Mentre Mastronardi (2006) propone un’altra
classificazione, quella delle motivazioni che portano all’infanticidio
dividendoli in due blocchi: il primo riguarda le madri che sono responsabili
penalmente e quindi imputabili ed il secondo che invece comprende le donne per
le quali sussistono cause psicopatologiche che ne compromettono parzialmente o
totalmente la capacità di intendere e di volere.
Quello che più mi colpisce, aldilà della psicologia a
buon mercato e delle singole classificazioni,di quello che posso aver letto o
studiato, penso che i motivi che possono
spingere una madre ad uccidere il proprio figlio, siano diversi e legati tra di
loro. Che alla base di una tale disperazione ci sono elementi psicologici,
sociali, relazionali e un dolore enorme, così grande da sembrare senza
soluzione. Di solito, infatti, queste tragedie avvengono a ridosso di una
perdita affettiva, di un lutto, di una separazione.
Mi chiedo cosa ci sia alla radice di un gesto tanto
estremo. Una fragilità patologica? L’assenza di amore, la non vicinanza delle
persone care? Il terrore che non si possa proteggere il proprio figlio dai mali
dell’universo e dal dolore e allora si decide di proteggerlo con la morte?
L’incapacità di chiedere aiuto?
c’è la donna che realmente ama i suoi figli ed è proprio
per salvarli dal dolore della propria
depressione che li uccide, uccidendosi poi lei stessa.
Terribili drammi che ci devono far riflettere su cosa si faccia o non si faccia
per prevenirli. http://adelaide-baldo.psicologi-psicoterapeuti.it/articoli/pdf/madri_infanticide.pdf”
C’è una
bellissima tesi di Annalisa Cavallone che parla di infanticidio-figlicidio.
⁂
ESPLORA IL MATERIALE
A. Riporta parola per parola il passo del testo sull'infanticidio che va da "Mentre Mastronardi (2006)" a "e di volere.".
B. Prosegui il testo sull'infanticidio a partire dalla sua ultima frase.
Le voci riportate di seguito provengono da un'altra fonte.

[Dati di segmentazione della pagina]
⁂
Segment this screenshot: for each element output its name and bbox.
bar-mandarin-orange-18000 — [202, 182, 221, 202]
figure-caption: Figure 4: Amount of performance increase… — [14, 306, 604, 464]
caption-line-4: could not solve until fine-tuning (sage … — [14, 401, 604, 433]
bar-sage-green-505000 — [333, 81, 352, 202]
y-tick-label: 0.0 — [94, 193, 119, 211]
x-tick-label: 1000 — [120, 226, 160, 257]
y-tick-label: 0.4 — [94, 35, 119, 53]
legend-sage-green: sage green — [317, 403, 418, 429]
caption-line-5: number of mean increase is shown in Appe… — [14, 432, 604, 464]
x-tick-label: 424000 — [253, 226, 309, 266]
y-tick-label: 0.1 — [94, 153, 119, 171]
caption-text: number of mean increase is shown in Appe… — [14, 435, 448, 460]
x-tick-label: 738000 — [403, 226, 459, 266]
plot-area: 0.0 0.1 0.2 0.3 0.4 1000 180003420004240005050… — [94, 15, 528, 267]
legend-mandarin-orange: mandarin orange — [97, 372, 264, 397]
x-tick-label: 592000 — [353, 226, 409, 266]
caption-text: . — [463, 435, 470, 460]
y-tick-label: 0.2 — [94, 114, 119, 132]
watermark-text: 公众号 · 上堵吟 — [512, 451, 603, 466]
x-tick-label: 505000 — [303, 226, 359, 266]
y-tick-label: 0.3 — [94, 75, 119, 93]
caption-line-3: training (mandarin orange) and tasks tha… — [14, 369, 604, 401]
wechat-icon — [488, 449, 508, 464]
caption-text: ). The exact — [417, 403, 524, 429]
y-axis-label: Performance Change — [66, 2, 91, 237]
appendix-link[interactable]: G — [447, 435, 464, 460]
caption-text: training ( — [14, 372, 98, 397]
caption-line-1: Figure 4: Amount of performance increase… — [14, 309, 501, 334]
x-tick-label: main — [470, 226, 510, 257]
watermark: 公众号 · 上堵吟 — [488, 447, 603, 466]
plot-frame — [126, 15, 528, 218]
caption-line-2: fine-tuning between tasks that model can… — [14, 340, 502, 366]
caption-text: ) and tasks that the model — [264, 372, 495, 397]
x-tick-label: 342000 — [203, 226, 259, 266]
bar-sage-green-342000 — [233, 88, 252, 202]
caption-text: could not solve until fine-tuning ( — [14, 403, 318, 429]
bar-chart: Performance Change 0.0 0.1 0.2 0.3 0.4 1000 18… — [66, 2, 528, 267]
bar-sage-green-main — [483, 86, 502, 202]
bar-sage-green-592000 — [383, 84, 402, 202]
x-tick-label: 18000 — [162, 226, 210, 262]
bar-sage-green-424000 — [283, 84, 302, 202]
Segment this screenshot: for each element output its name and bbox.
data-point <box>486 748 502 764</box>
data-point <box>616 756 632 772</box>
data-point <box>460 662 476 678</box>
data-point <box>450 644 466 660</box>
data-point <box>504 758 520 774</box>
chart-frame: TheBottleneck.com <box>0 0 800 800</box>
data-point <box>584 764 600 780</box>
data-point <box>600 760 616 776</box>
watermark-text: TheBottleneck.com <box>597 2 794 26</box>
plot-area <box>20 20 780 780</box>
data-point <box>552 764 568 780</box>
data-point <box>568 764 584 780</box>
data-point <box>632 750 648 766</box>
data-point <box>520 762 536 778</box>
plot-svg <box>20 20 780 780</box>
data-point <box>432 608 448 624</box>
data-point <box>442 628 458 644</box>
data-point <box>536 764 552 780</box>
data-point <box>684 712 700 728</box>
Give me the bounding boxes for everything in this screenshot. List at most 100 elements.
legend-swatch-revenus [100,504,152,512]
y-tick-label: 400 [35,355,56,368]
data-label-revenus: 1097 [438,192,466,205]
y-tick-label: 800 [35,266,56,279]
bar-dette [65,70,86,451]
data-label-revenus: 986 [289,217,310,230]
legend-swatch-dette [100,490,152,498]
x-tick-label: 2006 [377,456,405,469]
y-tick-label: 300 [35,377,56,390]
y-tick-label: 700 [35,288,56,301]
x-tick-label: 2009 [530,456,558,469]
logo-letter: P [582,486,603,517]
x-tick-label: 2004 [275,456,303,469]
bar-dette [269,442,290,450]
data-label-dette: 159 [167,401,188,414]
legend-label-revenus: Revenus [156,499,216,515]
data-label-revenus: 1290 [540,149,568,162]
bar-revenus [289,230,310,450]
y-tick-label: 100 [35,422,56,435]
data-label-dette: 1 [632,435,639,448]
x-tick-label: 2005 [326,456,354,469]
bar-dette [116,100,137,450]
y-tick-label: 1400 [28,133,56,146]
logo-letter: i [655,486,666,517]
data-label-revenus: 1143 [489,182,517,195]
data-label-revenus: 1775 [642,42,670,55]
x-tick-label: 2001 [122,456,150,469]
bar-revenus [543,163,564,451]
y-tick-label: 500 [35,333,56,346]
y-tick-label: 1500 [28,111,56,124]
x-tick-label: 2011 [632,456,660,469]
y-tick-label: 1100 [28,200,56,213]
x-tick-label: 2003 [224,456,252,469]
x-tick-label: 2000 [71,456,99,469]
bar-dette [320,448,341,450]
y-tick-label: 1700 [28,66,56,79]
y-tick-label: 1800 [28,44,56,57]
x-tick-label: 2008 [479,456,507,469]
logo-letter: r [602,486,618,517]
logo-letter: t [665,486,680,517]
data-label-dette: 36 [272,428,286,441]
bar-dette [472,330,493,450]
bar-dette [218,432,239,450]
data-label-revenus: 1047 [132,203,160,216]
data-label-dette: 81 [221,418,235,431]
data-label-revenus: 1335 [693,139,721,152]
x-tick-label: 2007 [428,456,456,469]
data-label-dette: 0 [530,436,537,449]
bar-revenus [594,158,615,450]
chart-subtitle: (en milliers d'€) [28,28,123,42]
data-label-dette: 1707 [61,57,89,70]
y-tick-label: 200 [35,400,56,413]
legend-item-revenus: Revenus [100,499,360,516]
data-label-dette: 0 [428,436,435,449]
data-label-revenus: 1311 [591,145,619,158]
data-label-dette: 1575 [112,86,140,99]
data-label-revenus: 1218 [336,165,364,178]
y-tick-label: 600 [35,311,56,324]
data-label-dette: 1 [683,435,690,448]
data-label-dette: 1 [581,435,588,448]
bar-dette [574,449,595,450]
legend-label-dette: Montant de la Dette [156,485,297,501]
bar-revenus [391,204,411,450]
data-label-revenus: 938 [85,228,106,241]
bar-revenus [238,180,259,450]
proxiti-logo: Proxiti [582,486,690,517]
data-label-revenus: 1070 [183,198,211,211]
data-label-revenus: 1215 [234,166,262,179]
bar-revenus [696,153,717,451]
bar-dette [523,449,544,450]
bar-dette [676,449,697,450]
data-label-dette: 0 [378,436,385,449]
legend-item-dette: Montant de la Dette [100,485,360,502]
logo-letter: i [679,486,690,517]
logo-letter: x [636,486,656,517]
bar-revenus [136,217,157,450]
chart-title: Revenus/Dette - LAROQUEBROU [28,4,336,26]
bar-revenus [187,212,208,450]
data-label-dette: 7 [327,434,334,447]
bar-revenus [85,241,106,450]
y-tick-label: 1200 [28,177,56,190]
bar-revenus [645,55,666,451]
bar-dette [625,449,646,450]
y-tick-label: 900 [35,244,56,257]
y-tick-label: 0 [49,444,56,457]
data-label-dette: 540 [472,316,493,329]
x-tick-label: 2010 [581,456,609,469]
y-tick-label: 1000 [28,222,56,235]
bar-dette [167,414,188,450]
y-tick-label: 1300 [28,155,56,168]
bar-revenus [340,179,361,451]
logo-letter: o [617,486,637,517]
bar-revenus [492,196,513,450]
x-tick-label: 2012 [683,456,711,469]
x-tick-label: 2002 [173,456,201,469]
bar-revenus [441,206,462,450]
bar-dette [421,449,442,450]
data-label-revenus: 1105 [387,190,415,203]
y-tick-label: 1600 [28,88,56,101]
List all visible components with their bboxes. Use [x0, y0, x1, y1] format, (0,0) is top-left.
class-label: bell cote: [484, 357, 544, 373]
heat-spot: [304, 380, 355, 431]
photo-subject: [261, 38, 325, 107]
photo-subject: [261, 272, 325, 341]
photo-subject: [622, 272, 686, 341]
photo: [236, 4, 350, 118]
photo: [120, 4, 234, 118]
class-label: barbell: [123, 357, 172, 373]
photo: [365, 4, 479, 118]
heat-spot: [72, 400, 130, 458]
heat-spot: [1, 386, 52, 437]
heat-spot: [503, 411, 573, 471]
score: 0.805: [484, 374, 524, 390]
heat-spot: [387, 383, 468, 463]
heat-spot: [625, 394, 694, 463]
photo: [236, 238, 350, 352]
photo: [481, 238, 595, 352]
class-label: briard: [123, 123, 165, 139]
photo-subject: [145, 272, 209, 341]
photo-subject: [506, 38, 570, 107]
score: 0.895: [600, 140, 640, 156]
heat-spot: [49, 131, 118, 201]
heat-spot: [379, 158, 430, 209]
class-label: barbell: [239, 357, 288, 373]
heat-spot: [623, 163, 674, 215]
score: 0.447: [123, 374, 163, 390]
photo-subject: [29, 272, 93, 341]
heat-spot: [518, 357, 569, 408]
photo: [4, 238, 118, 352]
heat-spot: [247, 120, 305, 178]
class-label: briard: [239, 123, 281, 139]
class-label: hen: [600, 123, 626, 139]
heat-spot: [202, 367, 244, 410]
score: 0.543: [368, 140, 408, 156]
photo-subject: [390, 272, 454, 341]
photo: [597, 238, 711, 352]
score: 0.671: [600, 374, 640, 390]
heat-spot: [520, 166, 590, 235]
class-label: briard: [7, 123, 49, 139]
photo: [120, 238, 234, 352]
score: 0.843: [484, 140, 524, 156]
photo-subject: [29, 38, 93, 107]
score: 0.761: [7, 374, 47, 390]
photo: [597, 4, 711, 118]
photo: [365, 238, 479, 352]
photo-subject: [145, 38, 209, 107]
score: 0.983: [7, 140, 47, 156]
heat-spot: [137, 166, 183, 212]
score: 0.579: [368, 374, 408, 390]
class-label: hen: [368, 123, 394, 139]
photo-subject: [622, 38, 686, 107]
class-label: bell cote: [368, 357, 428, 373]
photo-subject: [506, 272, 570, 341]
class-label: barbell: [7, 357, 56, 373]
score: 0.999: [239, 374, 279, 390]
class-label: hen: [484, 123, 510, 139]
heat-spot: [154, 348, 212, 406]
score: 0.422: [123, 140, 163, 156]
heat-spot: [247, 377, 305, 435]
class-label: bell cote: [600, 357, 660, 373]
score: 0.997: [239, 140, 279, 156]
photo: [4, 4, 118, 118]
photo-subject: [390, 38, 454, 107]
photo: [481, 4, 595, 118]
⁂
RISPOSTE AI COMPITI
A.
Mentre Mastronardi (2006) propone un’altra
classificazione, quella delle motivazioni che portano all’infanticidio
dividendoli in due blocchi: il primo riguarda le madri che sono responsabili
penalmente e quindi imputabili ed il secondo che invece comprende le donne per
le quali sussistono cause psicopatologiche che ne compromettono parzialmente o
totalmente la capacità di intendere e di volere.

B.
Tante le ragioni
che spingono a compier un atto così atroce, tante le situazioni, le sofferenze,
magari le violenze psicologiche, le incomprensioni, gli abbandoni, le
solitudini, le miserie, tante le storie.
E’ possibile che
una persona consideri il mondo così brutto e che per amore, decida di sottrarre
il proprio figlio a tali mali, uccidendolo?O che si creda, come Meda, una madre
così orribile “detestabile” così non all’altezza del proprio compito da
preferire la sua e la morte di suo figlio, alla vita?
Sì è possibile.
E non sempre è
colpa di una malattia psichiatrica, o meglio, non solo.
E allora
dobbiamo porci alcune domande. Forse non tanto “perché lo ha fatto” ma che vita
faceva, quanto la morte della sua mamma l’abbia spinta nel baratro della
solitudine, che tipo di famiglia, amici, relazioni la circondavano, a chi ha
chiesto aiuto nel momento di difficoltà? E quanti non hanno capito/sentito e distratti
hanno guardato altrove?
Perché quella
donna, forse, era apparentemente normale, avrebbe potuto anche tenere un blog, avrebbe potuto
raccontare la sua vita senza davvero raccontarsi, avrebbe potuto benissimo essere
una di noi.
Apparentemente normale, con un comportamento ordinario,consueto, ma così angosciata dentro e così sola da non credere più ad alcun senso, neanche a
quello nuovo portato dal proprio figlio.